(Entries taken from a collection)
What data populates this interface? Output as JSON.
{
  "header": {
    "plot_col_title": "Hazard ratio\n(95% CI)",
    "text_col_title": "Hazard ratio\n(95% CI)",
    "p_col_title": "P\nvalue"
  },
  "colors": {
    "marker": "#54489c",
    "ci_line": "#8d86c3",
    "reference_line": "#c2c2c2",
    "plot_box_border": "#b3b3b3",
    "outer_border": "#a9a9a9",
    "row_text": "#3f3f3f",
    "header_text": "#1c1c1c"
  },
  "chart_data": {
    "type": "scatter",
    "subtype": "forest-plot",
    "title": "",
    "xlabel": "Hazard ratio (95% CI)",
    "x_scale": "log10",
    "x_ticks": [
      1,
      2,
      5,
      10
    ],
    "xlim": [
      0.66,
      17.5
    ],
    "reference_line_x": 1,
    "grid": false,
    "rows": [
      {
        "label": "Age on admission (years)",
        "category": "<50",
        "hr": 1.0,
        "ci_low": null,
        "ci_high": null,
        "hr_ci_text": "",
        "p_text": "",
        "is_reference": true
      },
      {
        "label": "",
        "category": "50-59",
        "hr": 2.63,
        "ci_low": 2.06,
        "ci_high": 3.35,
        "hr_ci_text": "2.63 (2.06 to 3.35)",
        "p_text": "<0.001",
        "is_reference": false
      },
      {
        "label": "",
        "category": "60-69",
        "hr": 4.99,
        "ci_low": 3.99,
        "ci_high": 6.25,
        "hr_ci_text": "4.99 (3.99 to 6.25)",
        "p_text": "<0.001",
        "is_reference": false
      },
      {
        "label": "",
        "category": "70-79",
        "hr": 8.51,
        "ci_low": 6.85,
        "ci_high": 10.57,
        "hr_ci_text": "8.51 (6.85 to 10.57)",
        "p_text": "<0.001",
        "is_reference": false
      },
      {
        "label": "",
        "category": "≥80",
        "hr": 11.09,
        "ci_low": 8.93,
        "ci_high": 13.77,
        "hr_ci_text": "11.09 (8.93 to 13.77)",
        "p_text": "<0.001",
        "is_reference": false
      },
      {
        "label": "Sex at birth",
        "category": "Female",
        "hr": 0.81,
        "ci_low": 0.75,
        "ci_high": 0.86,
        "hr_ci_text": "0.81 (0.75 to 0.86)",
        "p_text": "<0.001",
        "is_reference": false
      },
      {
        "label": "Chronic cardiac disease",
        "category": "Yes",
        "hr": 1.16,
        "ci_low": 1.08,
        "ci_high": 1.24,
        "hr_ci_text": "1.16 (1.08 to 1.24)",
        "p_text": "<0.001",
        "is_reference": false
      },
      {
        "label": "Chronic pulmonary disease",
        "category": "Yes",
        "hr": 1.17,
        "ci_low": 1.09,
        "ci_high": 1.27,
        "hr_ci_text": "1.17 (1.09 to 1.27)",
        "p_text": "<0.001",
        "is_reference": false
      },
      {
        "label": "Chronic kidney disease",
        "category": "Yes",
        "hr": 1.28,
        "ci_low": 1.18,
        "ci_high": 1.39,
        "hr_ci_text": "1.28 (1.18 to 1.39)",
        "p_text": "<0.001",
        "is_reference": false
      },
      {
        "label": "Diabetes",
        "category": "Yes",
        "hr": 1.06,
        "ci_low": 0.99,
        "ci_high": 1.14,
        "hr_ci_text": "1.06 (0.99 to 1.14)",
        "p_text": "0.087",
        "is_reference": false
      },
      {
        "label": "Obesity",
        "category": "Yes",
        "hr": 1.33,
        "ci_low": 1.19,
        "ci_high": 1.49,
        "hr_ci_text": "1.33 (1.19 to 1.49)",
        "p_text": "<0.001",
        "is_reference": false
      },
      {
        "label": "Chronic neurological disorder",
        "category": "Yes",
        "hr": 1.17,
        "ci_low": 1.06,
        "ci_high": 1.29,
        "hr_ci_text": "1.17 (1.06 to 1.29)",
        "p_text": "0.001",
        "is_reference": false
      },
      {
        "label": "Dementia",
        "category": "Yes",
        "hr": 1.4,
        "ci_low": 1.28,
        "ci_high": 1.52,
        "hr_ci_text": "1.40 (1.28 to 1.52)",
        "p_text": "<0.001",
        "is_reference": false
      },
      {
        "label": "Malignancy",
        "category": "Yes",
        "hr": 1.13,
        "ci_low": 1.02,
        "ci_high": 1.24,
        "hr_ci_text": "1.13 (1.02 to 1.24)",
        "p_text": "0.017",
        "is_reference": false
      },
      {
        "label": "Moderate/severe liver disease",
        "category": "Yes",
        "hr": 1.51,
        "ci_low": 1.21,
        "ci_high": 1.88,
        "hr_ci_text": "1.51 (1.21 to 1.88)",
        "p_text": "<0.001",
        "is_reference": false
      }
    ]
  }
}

Exercise instructions
Find how many lines of the entries contain "ratio". Respond with the number only.

Answer to the task
3